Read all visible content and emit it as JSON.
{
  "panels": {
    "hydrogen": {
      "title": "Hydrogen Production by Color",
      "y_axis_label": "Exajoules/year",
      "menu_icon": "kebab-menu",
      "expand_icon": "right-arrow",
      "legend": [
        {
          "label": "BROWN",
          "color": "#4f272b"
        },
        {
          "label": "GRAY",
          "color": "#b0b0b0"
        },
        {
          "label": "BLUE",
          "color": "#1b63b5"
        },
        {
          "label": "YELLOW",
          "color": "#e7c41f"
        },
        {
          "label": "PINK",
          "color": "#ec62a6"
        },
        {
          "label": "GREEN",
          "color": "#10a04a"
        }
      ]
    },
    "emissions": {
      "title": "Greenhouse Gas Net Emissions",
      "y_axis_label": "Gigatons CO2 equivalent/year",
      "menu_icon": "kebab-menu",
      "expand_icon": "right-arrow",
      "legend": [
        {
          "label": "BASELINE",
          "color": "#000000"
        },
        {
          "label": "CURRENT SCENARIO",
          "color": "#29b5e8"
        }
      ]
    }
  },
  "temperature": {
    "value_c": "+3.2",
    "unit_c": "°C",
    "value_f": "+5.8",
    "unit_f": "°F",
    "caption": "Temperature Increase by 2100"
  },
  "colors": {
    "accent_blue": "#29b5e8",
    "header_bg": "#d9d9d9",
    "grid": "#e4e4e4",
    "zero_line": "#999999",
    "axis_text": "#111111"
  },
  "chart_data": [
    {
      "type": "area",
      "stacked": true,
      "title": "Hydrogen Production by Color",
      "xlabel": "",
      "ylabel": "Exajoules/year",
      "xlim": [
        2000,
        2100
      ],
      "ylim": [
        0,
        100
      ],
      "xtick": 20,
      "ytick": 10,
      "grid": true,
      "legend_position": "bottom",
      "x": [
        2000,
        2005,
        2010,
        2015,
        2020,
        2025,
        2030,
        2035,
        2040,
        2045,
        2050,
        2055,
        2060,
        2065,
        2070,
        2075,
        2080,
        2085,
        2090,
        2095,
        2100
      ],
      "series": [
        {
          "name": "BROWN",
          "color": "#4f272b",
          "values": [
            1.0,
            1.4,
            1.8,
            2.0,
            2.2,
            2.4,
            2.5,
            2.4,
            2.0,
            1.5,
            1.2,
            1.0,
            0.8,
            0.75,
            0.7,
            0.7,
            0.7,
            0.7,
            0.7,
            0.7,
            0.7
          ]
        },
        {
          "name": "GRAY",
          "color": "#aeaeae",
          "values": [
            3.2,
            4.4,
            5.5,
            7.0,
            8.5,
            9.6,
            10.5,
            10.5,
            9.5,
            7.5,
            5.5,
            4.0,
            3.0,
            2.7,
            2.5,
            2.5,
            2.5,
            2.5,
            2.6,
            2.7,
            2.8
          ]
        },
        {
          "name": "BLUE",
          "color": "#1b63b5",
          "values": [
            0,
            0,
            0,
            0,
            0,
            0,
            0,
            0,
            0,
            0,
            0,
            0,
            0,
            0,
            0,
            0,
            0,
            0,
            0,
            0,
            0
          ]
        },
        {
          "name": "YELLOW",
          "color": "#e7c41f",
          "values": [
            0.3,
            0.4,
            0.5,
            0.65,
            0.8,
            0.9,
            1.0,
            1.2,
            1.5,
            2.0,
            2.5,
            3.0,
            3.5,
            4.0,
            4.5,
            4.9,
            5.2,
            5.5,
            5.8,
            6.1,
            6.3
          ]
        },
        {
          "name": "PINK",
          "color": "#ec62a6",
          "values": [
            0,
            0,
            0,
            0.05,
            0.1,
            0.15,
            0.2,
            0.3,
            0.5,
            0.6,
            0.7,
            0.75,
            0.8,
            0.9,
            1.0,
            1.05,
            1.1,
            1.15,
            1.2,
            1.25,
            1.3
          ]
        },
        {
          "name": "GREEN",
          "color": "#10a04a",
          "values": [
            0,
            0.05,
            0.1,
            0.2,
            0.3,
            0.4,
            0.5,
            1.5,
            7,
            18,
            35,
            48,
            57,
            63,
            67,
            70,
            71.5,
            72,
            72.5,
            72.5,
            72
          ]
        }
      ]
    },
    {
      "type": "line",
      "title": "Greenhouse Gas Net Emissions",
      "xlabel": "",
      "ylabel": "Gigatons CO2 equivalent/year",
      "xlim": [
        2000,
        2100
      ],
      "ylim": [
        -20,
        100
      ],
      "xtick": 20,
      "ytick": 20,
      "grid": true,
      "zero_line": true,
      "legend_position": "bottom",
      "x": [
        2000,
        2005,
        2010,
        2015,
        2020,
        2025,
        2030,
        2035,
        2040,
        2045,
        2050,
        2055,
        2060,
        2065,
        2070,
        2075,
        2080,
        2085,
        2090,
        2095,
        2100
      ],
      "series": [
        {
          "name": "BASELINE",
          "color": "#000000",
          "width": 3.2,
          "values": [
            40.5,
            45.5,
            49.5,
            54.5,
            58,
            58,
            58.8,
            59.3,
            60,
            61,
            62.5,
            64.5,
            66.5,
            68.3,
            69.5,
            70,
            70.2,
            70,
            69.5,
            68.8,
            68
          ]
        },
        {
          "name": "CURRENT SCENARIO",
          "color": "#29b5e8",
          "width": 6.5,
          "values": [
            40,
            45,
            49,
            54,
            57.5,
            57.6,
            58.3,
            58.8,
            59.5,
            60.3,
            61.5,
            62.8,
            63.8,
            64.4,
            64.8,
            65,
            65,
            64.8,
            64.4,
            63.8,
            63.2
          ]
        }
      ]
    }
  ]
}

| What the exercise asks |
Every record above needs to be repeated word for word.

| Right answer |
Read all visible content and emit it as JSON.
{
  "panels": {
    "hydrogen": {
      "title": "Hydrogen Production by Color",
      "y_axis_label": "Exajoules/year",
      "menu_icon": "kebab-menu",
      "expand_icon": "right-arrow",
      "legend": [
        {
          "label": "BROWN",
          "color": "#4f272b"
        },
        {
          "label": "GRAY",
          "color": "#b0b0b0"
        },
        {
          "label": "BLUE",
          "color": "#1b63b5"
        },
        {
          "label": "YELLOW",
          "color": "#e7c41f"
        },
        {
          "label": "PINK",
          "color": "#ec62a6"
        },
        {
          "label": "GREEN",
          "color": "#10a04a"
        }
      ]
    },
    "emissions": {
      "title": "Greenhouse Gas Net Emissions",
      "y_axis_label": "Gigatons CO2 equivalent/year",
      "menu_icon": "kebab-menu",
      "expand_icon": "right-arrow",
      "legend": [
        {
          "label": "BASELINE",
          "color": "#000000"
        },
        {
          "label": "CURRENT SCENARIO",
          "color": "#29b5e8"
        }
      ]
    }
  },
  "temperature": {
    "value_c": "+3.2",
    "unit_c": "°C",
    "value_f": "+5.8",
    "unit_f": "°F",
    "caption": "Temperature Increase by 2100"
  },
  "colors": {
    "accent_blue": "#29b5e8",
    "header_bg": "#d9d9d9",
    "grid": "#e4e4e4",
    "zero_line": "#999999",
    "axis_text": "#111111"
  },
  "chart_data": [
    {
      "type": "area",
      "stacked": true,
      "title": "Hydrogen Production by Color",
      "xlabel": "",
      "ylabel": "Exajoules/year",
      "xlim": [
        2000,
        2100
      ],
      "ylim": [
        0,
        100
      ],
      "xtick": 20,
      "ytick": 10,
      "grid": true,
      "legend_position": "bottom",
      "x": [
        2000,
        2005,
        2010,
        2015,
        2020,
        2025,
        2030,
        2035,
        2040,
        2045,
        2050,
        2055,
        2060,
        2065,
        2070,
        2075,
        2080,
        2085,
        2090,
        2095,
        2100
      ],
      "series": [
        {
          "name": "BROWN",
          "color": "#4f272b",
          "values": [
            1.0,
            1.4,
            1.8,
            2.0,
            2.2,
            2.4,
            2.5,
            2.4,
            2.0,
            1.5,
            1.2,
            1.0,
            0.8,
            0.75,
            0.7,
            0.7,
            0.7,
            0.7,
            0.7,
            0.7,
            0.7
          ]
        },
        {
          "name": "GRAY",
          "color": "#aeaeae",
          "values": [
            3.2,
            4.4,
            5.5,
            7.0,
            8.5,
            9.6,
            10.5,
            10.5,
            9.5,
            7.5,
            5.5,
            4.0,
            3.0,
            2.7,
            2.5,
            2.5,
            2.5,
            2.5,
            2.6,
            2.7,
            2.8
          ]
        },
        {
          "name": "BLUE",
          "color": "#1b63b5",
          "values": [
            0,
            0,
            0,
            0,
            0,
            0,
            0,
            0,
            0,
            0,
            0,
            0,
            0,
            0,
            0,
            0,
            0,
            0,
            0,
            0,
            0
          ]
        },
        {
          "name": "YELLOW",
          "color": "#e7c41f",
          "values": [
            0.3,
            0.4,
            0.5,
            0.65,
            0.8,
            0.9,
            1.0,
            1.2,
            1.5,
            2.0,
            2.5,
            3.0,
            3.5,
            4.0,
            4.5,
            4.9,
            5.2,
            5.5,
            5.8,
            6.1,
            6.3
          ]
        },
        {
          "name": "PINK",
          "color": "#ec62a6",
          "values": [
            0,
            0,
            0,
            0.05,
            0.1,
            0.15,
            0.2,
            0.3,
            0.5,
            0.6,
            0.7,
            0.75,
            0.8,
            0.9,
            1.0,
            1.05,
            1.1,
            1.15,
            1.2,
            1.25,
            1.3
          ]
        },
        {
          "name": "GREEN",
          "color": "#10a04a",
          "values": [
            0,
            0.05,
            0.1,
            0.2,
            0.3,
            0.4,
            0.5,
            1.5,
            7,
            18,
            35,
            48,
            57,
            63,
            67,
            70,
            71.5,
            72,
            72.5,
            72.5,
            72
          ]
        }
      ]
    },
    {
      "type": "line",
      "title": "Greenhouse Gas Net Emissions",
      "xlabel": "",
      "ylabel": "Gigatons CO2 equivalent/year",
      "xlim": [
        2000,
        2100
      ],
      "ylim": [
        -20,
        100
      ],
      "xtick": 20,
      "ytick": 20,
      "grid": true,
      "zero_line": true,
      "legend_position": "bottom",
      "x": [
        2000,
        2005,
        2010,
        2015,
        2020,
        2025,
        2030,
        2035,
        2040,
        2045,
        2050,
        2055,
        2060,
        2065,
        2070,
        2075,
        2080,
        2085,
        2090,
        2095,
        2100
      ],
      "series": [
        {
          "name": "BASELINE",
          "color": "#000000",
          "width": 3.2,
          "values": [
            40.5,
            45.5,
            49.5,
            54.5,
            58,
            58,
            58.8,
            59.3,
            60,
            61,
            62.5,
            64.5,
            66.5,
            68.3,
            69.5,
            70,
            70.2,
            70,
            69.5,
            68.8,
            68
          ]
        },
        {
          "name": "CURRENT SCENARIO",
          "color": "#29b5e8",
          "width": 6.5,
          "values": [
            40,
            45,
            49,
            54,
            57.5,
            57.6,
            58.3,
            58.8,
            59.5,
            60.3,
            61.5,
            62.8,
            63.8,
            64.4,
            64.8,
            65,
            65,
            64.8,
            64.4,
            63.8,
            63.2
          ]
        }
      ]
    }
  ]
}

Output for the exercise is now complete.